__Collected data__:
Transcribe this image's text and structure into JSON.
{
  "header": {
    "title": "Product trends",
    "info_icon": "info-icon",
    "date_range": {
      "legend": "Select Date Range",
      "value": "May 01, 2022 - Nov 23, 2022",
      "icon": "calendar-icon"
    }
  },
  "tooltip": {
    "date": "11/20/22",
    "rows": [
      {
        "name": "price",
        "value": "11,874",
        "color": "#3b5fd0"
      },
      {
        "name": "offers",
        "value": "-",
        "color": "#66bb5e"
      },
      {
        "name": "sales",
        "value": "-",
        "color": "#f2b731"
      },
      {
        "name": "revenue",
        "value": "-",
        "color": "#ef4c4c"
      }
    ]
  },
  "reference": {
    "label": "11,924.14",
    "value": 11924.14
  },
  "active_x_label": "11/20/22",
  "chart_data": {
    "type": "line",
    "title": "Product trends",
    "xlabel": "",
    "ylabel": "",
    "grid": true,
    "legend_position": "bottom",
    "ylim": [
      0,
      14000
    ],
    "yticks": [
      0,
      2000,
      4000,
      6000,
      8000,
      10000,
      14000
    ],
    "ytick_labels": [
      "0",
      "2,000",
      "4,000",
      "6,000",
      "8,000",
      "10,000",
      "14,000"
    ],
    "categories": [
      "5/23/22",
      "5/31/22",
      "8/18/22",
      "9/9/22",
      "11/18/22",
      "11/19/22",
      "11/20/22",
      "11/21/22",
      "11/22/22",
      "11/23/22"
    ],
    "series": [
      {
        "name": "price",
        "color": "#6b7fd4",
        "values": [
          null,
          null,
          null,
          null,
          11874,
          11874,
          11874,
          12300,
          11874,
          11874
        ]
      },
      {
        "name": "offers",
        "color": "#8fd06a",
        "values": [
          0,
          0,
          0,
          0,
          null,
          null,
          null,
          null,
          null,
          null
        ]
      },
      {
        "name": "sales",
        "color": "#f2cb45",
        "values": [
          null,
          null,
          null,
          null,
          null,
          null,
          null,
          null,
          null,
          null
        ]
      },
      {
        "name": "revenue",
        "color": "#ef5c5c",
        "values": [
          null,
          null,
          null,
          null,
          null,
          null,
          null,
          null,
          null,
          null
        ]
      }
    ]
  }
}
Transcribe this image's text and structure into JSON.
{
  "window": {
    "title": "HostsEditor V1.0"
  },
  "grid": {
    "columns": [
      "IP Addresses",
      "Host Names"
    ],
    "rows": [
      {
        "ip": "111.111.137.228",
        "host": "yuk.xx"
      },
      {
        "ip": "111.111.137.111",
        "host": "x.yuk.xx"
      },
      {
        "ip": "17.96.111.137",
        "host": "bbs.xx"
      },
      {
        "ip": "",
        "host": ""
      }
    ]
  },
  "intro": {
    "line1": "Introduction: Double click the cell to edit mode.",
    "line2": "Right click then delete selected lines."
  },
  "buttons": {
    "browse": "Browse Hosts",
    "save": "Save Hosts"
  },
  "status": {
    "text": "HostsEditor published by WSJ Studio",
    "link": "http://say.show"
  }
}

__Written task__: All the data must be duplicated exactly, with nothing added or removed.

__Task result__:
Transcribe this image's text and structure into JSON.
{
  "header": {
    "title": "Product trends",
    "info_icon": "info-icon",
    "date_range": {
      "legend": "Select Date Range",
      "value": "May 01, 2022 - Nov 23, 2022",
      "icon": "calendar-icon"
    }
  },
  "tooltip": {
    "date": "11/20/22",
    "rows": [
      {
        "name": "price",
        "value": "11,874",
        "color": "#3b5fd0"
      },
      {
        "name": "offers",
        "value": "-",
        "color": "#66bb5e"
      },
      {
        "name": "sales",
        "value": "-",
        "color": "#f2b731"
      },
      {
        "name": "revenue",
        "value": "-",
        "color": "#ef4c4c"
      }
    ]
  },
  "reference": {
    "label": "11,924.14",
    "value": 11924.14
  },
  "active_x_label": "11/20/22",
  "chart_data": {
    "type": "line",
    "title": "Product trends",
    "xlabel": "",
    "ylabel": "",
    "grid": true,
    "legend_position": "bottom",
    "ylim": [
      0,
      14000
    ],
    "yticks": [
      0,
      2000,
      4000,
      6000,
      8000,
      10000,
      14000
    ],
    "ytick_labels": [
      "0",
      "2,000",
      "4,000",
      "6,000",
      "8,000",
      "10,000",
      "14,000"
    ],
    "categories": [
      "5/23/22",
      "5/31/22",
      "8/18/22",
      "9/9/22",
      "11/18/22",
      "11/19/22",
      "11/20/22",
      "11/21/22",
      "11/22/22",
      "11/23/22"
    ],
    "series": [
      {
        "name": "price",
        "color": "#6b7fd4",
        "values": [
          null,
          null,
          null,
          null,
          11874,
          11874,
          11874,
          12300,
          11874,
          11874
        ]
      },
      {
        "name": "offers",
        "color": "#8fd06a",
        "values": [
          0,
          0,
          0,
          0,
          null,
          null,
          null,
          null,
          null,
          null
        ]
      },
      {
        "name": "sales",
        "color": "#f2cb45",
        "values": [
          null,
          null,
          null,
          null,
          null,
          null,
          null,
          null,
          null,
          null
        ]
      },
      {
        "name": "revenue",
        "color": "#ef5c5c",
        "values": [
          null,
          null,
          null,
          null,
          null,
          null,
          null,
          null,
          null,
          null
        ]
      }
    ]
  }
}
Transcribe this image's text and structure into JSON.
{
  "window": {
    "title": "HostsEditor V1.0"
  },
  "grid": {
    "columns": [
      "IP Addresses",
      "Host Names"
    ],
    "rows": [
      {
        "ip": "111.111.137.228",
        "host": "yuk.xx"
      },
      {
        "ip": "111.111.137.111",
        "host": "x.yuk.xx"
      },
      {
        "ip": "17.96.111.137",
        "host": "bbs.xx"
      },
      {
        "ip": "",
        "host": ""
      }
    ]
  },
  "intro": {
    "line1": "Introduction: Double click the cell to edit mode.",
    "line2": "Right click then delete selected lines."
  },
  "buttons": {
    "browse": "Browse Hosts",
    "save": "Save Hosts"
  },
  "status": {
    "text": "HostsEditor published by WSJ Studio",
    "link": "http://say.show"
  }
}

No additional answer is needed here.